- REQUEST -
Set the data down again, exactly as it reads, but without the pictures.
+++
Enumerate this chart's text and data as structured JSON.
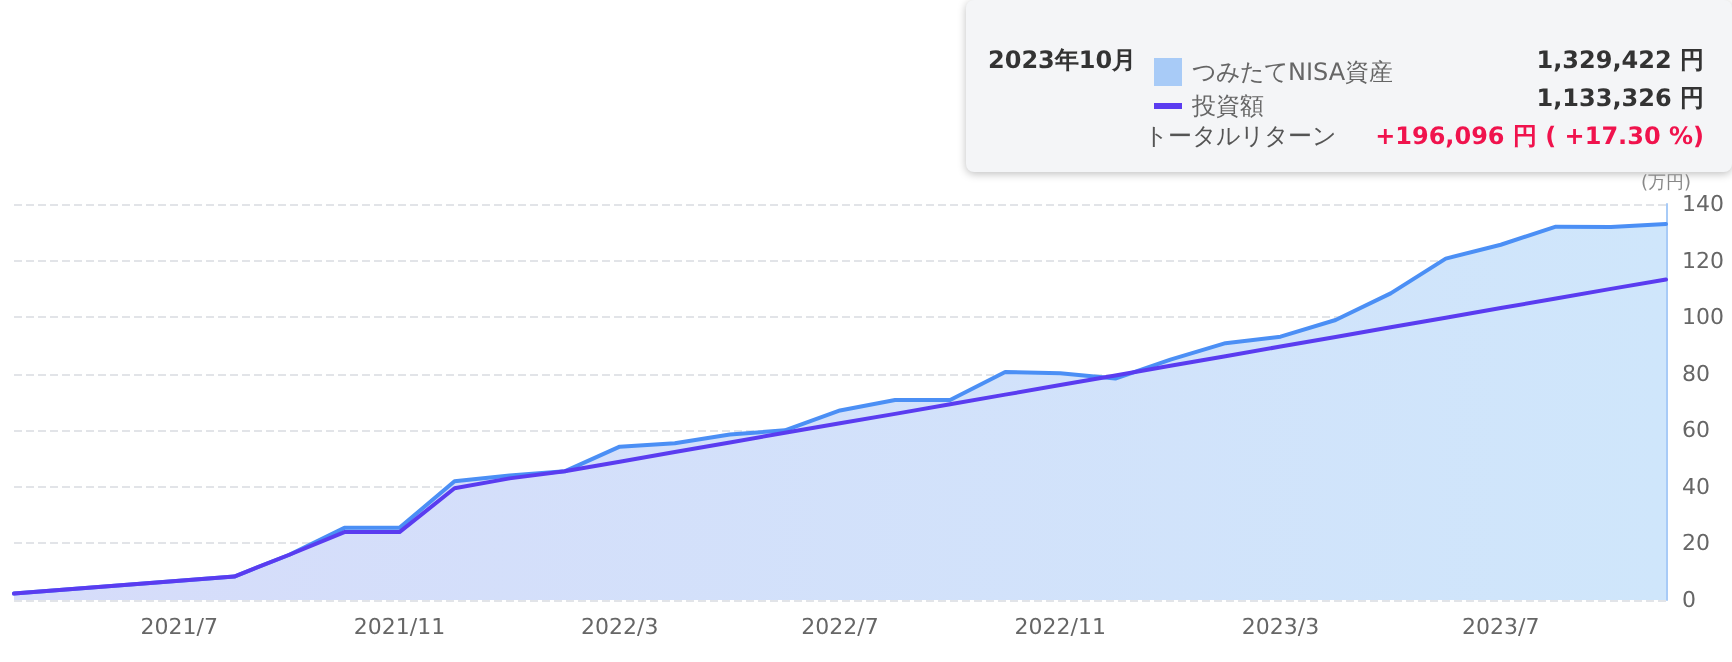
{
  "chart_data": {
    "type": "line",
    "categories": [
      null,
      null,
      null,
      "2021/7",
      null,
      null,
      null,
      "2021/11",
      null,
      null,
      null,
      "2022/3",
      null,
      null,
      null,
      "2022/7",
      null,
      null,
      null,
      "2022/11",
      null,
      null,
      null,
      "2023/3",
      null,
      null,
      null,
      "2023/7",
      null,
      null,
      null
    ],
    "series": [
      {
        "name": "つみたてNISA資産",
        "type": "area",
        "color": "#4b8ff5",
        "values": [
          2.3,
          3.8,
          5.3,
          6.8,
          8.3,
          16,
          25.5,
          25.5,
          42,
          44,
          45.5,
          54.2,
          55.4,
          58.5,
          60,
          67,
          70.7,
          70.7,
          80.6,
          80.2,
          78.3,
          85,
          90.8,
          93.1,
          99,
          108.4,
          120.7,
          125.6,
          132,
          131.9,
          132.9
        ]
      },
      {
        "name": "投資額",
        "type": "line",
        "color": "#5a3cf0",
        "values": [
          2.3,
          3.8,
          5.3,
          6.8,
          8.3,
          16,
          24,
          24,
          39.5,
          43,
          45.5,
          48.9,
          52.3,
          55.7,
          59.1,
          62.5,
          65.8,
          69.2,
          72.6,
          76.0,
          79.4,
          82.8,
          86.2,
          89.6,
          93.0,
          96.4,
          99.8,
          103.2,
          106.6,
          110.0,
          113.3
        ]
      }
    ],
    "ylabel": "(万円)",
    "ylim": [
      0,
      140
    ],
    "yticks": [
      0,
      20,
      40,
      60,
      80,
      100,
      120,
      140
    ],
    "grid": "y",
    "legend": "top right",
    "marker": "none",
    "annotations": [
      "2023年10月",
      "1,329,422 円",
      "1,133,326 円",
      "トータルリターン",
      "+196,096 円 ( +17.30 %)"
    ]
  }
}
+++
- TASK RESPONSE -
Enumerate this chart's text and data as structured JSON.
{
  "chart_data": {
    "type": "line",
    "categories": [
      null,
      null,
      null,
      "2021/7",
      null,
      null,
      null,
      "2021/11",
      null,
      null,
      null,
      "2022/3",
      null,
      null,
      null,
      "2022/7",
      null,
      null,
      null,
      "2022/11",
      null,
      null,
      null,
      "2023/3",
      null,
      null,
      null,
      "2023/7",
      null,
      null,
      null
    ],
    "series": [
      {
        "name": "つみたてNISA資産",
        "type": "area",
        "color": "#4b8ff5",
        "values": [
          2.3,
          3.8,
          5.3,
          6.8,
          8.3,
          16,
          25.5,
          25.5,
          42,
          44,
          45.5,
          54.2,
          55.4,
          58.5,
          60,
          67,
          70.7,
          70.7,
          80.6,
          80.2,
          78.3,
          85,
          90.8,
          93.1,
          99,
          108.4,
          120.7,
          125.6,
          132,
          131.9,
          132.9
        ]
      },
      {
        "name": "投資額",
        "type": "line",
        "color": "#5a3cf0",
        "values": [
          2.3,
          3.8,
          5.3,
          6.8,
          8.3,
          16,
          24,
          24,
          39.5,
          43,
          45.5,
          48.9,
          52.3,
          55.7,
          59.1,
          62.5,
          65.8,
          69.2,
          72.6,
          76.0,
          79.4,
          82.8,
          86.2,
          89.6,
          93.0,
          96.4,
          99.8,
          103.2,
          106.6,
          110.0,
          113.3
        ]
      }
    ],
    "ylabel": "(万円)",
    "ylim": [
      0,
      140
    ],
    "yticks": [
      0,
      20,
      40,
      60,
      80,
      100,
      120,
      140
    ],
    "grid": "y",
    "legend": "top right",
    "marker": "none",
    "annotations": [
      "2023年10月",
      "1,329,422 円",
      "1,133,326 円",
      "トータルリターン",
      "+196,096 円 ( +17.30 %)"
    ]
  }
}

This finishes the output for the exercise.